▸ **Short exercise**
Output every entry exactly, from the first line to the last.

▸ **Entries shown**
┌────────

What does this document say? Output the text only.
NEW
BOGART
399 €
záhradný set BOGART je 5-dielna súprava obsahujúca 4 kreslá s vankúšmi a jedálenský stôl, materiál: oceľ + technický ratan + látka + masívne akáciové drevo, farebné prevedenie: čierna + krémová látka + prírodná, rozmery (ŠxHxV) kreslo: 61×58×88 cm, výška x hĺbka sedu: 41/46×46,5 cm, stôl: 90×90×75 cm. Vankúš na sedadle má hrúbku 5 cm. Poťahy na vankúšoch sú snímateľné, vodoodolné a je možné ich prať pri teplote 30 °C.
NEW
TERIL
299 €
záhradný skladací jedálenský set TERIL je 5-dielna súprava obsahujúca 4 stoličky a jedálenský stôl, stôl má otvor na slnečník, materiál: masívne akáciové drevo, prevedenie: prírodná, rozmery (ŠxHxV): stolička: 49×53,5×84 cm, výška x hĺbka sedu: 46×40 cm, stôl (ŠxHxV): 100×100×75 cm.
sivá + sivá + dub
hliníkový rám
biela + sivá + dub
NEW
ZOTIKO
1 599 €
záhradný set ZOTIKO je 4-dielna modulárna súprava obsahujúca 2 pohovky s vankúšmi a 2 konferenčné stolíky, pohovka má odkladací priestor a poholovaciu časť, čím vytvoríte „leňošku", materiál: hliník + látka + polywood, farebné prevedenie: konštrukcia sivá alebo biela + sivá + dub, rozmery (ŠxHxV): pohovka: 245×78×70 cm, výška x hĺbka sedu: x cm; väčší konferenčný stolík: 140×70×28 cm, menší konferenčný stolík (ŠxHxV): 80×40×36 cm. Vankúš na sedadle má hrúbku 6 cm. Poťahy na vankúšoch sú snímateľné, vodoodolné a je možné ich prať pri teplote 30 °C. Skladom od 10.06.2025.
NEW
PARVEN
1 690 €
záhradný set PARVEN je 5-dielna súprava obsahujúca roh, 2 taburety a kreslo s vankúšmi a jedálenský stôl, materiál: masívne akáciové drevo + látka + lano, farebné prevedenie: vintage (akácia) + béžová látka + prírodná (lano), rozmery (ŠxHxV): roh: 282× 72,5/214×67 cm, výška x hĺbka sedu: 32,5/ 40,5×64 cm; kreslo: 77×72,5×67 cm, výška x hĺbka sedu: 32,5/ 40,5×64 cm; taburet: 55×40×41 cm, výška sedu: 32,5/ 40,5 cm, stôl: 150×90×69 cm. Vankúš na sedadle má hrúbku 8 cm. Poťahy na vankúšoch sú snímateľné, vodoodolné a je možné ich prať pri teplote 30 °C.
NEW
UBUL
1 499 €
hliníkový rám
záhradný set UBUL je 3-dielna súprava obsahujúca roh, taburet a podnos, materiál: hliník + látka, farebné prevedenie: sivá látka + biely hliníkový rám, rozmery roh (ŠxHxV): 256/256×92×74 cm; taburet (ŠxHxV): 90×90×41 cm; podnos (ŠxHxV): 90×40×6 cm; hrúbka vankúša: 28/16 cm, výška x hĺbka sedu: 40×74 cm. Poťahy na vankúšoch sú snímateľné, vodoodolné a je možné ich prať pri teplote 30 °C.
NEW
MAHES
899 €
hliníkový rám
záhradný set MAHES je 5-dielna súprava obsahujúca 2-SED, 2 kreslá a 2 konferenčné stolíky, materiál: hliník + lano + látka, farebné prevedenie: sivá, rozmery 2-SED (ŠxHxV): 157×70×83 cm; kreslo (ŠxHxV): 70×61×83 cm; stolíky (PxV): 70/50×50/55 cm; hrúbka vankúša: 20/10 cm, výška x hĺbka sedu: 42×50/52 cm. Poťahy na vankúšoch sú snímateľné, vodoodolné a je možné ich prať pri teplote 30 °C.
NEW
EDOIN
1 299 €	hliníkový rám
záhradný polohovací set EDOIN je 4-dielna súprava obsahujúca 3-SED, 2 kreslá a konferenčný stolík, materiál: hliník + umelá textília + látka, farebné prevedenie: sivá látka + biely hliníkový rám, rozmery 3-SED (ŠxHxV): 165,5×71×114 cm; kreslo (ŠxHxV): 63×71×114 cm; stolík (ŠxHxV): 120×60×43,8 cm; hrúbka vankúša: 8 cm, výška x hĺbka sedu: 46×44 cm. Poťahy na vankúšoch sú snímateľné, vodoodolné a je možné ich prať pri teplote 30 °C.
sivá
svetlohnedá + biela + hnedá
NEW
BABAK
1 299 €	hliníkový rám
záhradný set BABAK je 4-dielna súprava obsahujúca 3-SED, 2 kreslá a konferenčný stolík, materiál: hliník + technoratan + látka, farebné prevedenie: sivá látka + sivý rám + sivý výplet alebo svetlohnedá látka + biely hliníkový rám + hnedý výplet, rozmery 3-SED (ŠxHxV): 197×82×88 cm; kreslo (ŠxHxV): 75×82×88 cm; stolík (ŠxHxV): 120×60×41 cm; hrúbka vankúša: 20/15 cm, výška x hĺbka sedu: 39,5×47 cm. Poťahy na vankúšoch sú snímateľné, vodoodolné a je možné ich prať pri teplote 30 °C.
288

└────────

▸ **Task output**
What does this document say? Output the text only.
NEW
BOGART
399 €
záhradný set BOGART je 5-dielna súprava obsahujúca 4 kreslá s vankúšmi a jedálenský stôl, materiál: oceľ + technický ratan + látka + masívne akáciové drevo, farebné prevedenie: čierna + krémová látka + prírodná, rozmery (ŠxHxV) kreslo: 61×58×88 cm, výška x hĺbka sedu: 41/46×46,5 cm, stôl: 90×90×75 cm. Vankúš na sedadle má hrúbku 5 cm. Poťahy na vankúšoch sú snímateľné, vodoodolné a je možné ich prať pri teplote 30 °C.
NEW
TERIL
299 €
záhradný skladací jedálenský set TERIL je 5-dielna súprava obsahujúca 4 stoličky a jedálenský stôl, stôl má otvor na slnečník, materiál: masívne akáciové drevo, prevedenie: prírodná, rozmery (ŠxHxV): stolička: 49×53,5×84 cm, výška x hĺbka sedu: 46×40 cm, stôl (ŠxHxV): 100×100×75 cm.
sivá + sivá + dub
hliníkový rám
biela + sivá + dub
NEW
ZOTIKO
1 599 €
záhradný set ZOTIKO je 4-dielna modulárna súprava obsahujúca 2 pohovky s vankúšmi a 2 konferenčné stolíky, pohovka má odkladací priestor a poholovaciu časť, čím vytvoríte „leňošku", materiál: hliník + látka + polywood, farebné prevedenie: konštrukcia sivá alebo biela + sivá + dub, rozmery (ŠxHxV): pohovka: 245×78×70 cm, výška x hĺbka sedu: x cm; väčší konferenčný stolík: 140×70×28 cm, menší konferenčný stolík (ŠxHxV): 80×40×36 cm. Vankúš na sedadle má hrúbku 6 cm. Poťahy na vankúšoch sú snímateľné, vodoodolné a je možné ich prať pri teplote 30 °C. Skladom od 10.06.2025.
NEW
PARVEN
1 690 €
záhradný set PARVEN je 5-dielna súprava obsahujúca roh, 2 taburety a kreslo s vankúšmi a jedálenský stôl, materiál: masívne akáciové drevo + látka + lano, farebné prevedenie: vintage (akácia) + béžová látka + prírodná (lano), rozmery (ŠxHxV): roh: 282× 72,5/214×67 cm, výška x hĺbka sedu: 32,5/ 40,5×64 cm; kreslo: 77×72,5×67 cm, výška x hĺbka sedu: 32,5/ 40,5×64 cm; taburet: 55×40×41 cm, výška sedu: 32,5/ 40,5 cm, stôl: 150×90×69 cm. Vankúš na sedadle má hrúbku 8 cm. Poťahy na vankúšoch sú snímateľné, vodoodolné a je možné ich prať pri teplote 30 °C.
NEW
UBUL
1 499 €
hliníkový rám
záhradný set UBUL je 3-dielna súprava obsahujúca roh, taburet a podnos, materiál: hliník + látka, farebné prevedenie: sivá látka + biely hliníkový rám, rozmery roh (ŠxHxV): 256/256×92×74 cm; taburet (ŠxHxV): 90×90×41 cm; podnos (ŠxHxV): 90×40×6 cm; hrúbka vankúša: 28/16 cm, výška x hĺbka sedu: 40×74 cm. Poťahy na vankúšoch sú snímateľné, vodoodolné a je možné ich prať pri teplote 30 °C.
NEW
MAHES
899 €
hliníkový rám
záhradný set MAHES je 5-dielna súprava obsahujúca 2-SED, 2 kreslá a 2 konferenčné stolíky, materiál: hliník + lano + látka, farebné prevedenie: sivá, rozmery 2-SED (ŠxHxV): 157×70×83 cm; kreslo (ŠxHxV): 70×61×83 cm; stolíky (PxV): 70/50×50/55 cm; hrúbka vankúša: 20/10 cm, výška x hĺbka sedu: 42×50/52 cm. Poťahy na vankúšoch sú snímateľné, vodoodolné a je možné ich prať pri teplote 30 °C.
NEW
EDOIN
1 299 €	hliníkový rám
záhradný polohovací set EDOIN je 4-dielna súprava obsahujúca 3-SED, 2 kreslá a konferenčný stolík, materiál: hliník + umelá textília + látka, farebné prevedenie: sivá látka + biely hliníkový rám, rozmery 3-SED (ŠxHxV): 165,5×71×114 cm; kreslo (ŠxHxV): 63×71×114 cm; stolík (ŠxHxV): 120×60×43,8 cm; hrúbka vankúša: 8 cm, výška x hĺbka sedu: 46×44 cm. Poťahy na vankúšoch sú snímateľné, vodoodolné a je možné ich prať pri teplote 30 °C.
sivá
svetlohnedá + biela + hnedá
NEW
BABAK
1 299 €	hliníkový rám
záhradný set BABAK je 4-dielna súprava obsahujúca 3-SED, 2 kreslá a konferenčný stolík, materiál: hliník + technoratan + látka, farebné prevedenie: sivá látka + sivý rám + sivý výplet alebo svetlohnedá látka + biely hliníkový rám + hnedý výplet, rozmery 3-SED (ŠxHxV): 197×82×88 cm; kreslo (ŠxHxV): 75×82×88 cm; stolík (ŠxHxV): 120×60×41 cm; hrúbka vankúša: 20/15 cm, výška x hĺbka sedu: 39,5×47 cm. Poťahy na vankúšoch sú snímateľné, vodoodolné a je možné ich prať pri teplote 30 °C.
288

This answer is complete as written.